▸ **TASK BRIEF**
Work out how many lines in the data hold the word "your", and reply with that number only.

━━━━━ SUPPLIED INFORMATION ━━━━━

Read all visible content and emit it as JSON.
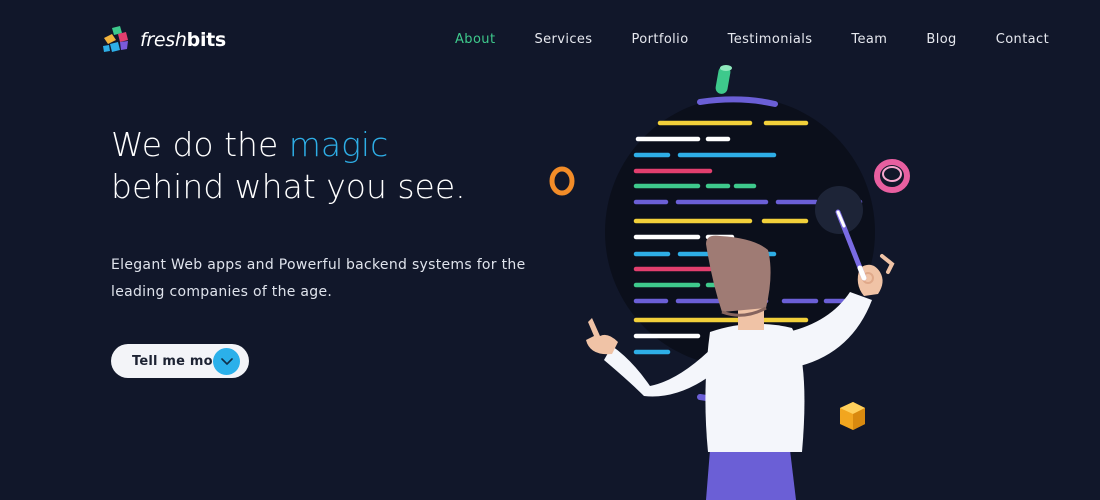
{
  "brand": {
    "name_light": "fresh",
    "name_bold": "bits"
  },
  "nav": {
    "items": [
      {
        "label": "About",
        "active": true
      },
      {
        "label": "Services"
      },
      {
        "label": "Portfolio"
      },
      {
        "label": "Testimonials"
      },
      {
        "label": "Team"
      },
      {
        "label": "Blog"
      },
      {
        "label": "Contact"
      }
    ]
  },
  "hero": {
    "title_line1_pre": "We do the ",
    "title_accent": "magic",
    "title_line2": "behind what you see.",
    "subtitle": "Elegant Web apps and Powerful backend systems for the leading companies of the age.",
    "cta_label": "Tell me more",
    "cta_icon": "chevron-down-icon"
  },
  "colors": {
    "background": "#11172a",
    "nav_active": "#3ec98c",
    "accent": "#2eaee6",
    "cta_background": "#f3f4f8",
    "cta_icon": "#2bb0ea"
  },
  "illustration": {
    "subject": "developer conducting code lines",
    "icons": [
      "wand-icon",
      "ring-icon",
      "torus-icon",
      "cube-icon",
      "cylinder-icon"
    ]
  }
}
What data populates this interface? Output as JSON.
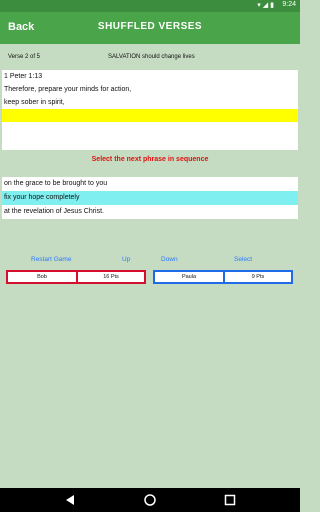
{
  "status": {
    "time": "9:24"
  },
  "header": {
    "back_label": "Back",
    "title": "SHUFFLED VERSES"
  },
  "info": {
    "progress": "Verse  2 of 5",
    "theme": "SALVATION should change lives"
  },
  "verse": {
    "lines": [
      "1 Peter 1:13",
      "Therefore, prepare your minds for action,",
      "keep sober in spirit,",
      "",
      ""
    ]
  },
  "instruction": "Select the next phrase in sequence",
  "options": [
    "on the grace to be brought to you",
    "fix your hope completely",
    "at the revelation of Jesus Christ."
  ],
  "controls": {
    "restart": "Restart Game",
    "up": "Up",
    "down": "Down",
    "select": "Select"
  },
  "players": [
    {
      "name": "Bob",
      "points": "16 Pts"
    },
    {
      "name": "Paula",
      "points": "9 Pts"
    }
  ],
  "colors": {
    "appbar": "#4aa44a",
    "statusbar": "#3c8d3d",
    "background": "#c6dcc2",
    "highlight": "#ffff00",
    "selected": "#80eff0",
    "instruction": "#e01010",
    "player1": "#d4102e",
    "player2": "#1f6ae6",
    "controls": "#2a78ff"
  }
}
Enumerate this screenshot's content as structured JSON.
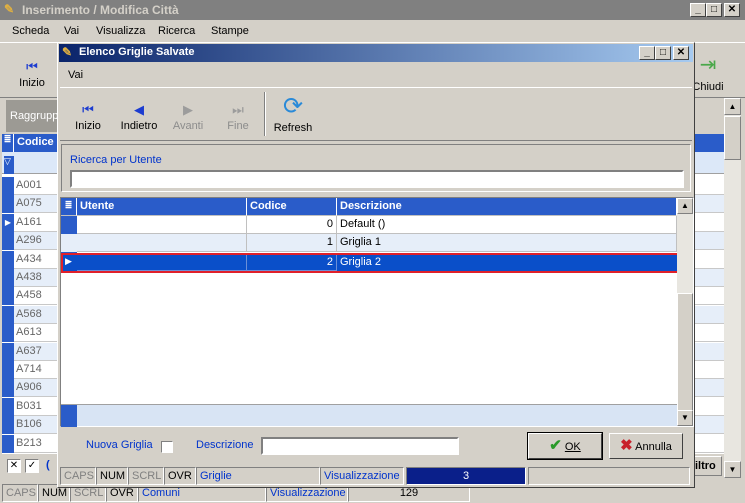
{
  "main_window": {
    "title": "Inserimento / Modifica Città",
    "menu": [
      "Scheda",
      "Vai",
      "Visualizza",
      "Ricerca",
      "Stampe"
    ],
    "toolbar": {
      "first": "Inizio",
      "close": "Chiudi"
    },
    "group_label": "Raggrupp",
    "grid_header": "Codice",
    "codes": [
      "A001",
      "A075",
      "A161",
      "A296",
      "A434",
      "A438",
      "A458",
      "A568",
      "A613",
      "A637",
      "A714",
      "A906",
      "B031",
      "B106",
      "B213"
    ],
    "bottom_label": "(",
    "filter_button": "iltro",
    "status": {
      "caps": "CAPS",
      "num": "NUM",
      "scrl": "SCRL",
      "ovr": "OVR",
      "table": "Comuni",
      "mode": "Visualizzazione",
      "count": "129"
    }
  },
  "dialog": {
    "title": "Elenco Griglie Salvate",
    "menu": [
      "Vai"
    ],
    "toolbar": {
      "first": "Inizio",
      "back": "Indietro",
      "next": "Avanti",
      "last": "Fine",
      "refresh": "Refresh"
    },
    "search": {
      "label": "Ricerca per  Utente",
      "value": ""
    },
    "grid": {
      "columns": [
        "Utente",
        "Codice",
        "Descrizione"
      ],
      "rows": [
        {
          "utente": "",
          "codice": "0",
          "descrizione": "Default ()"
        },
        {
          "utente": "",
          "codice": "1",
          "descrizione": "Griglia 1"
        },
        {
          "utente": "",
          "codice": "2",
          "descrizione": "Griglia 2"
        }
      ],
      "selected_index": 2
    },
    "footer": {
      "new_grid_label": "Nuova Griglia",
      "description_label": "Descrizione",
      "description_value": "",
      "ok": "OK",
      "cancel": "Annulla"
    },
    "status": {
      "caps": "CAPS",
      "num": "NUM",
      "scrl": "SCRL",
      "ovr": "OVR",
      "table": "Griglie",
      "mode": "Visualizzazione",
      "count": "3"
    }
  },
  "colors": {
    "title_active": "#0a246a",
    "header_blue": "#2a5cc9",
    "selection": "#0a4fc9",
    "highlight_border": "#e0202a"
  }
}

━━━━━

▸ **SOLUTION TO THIS TASK**
2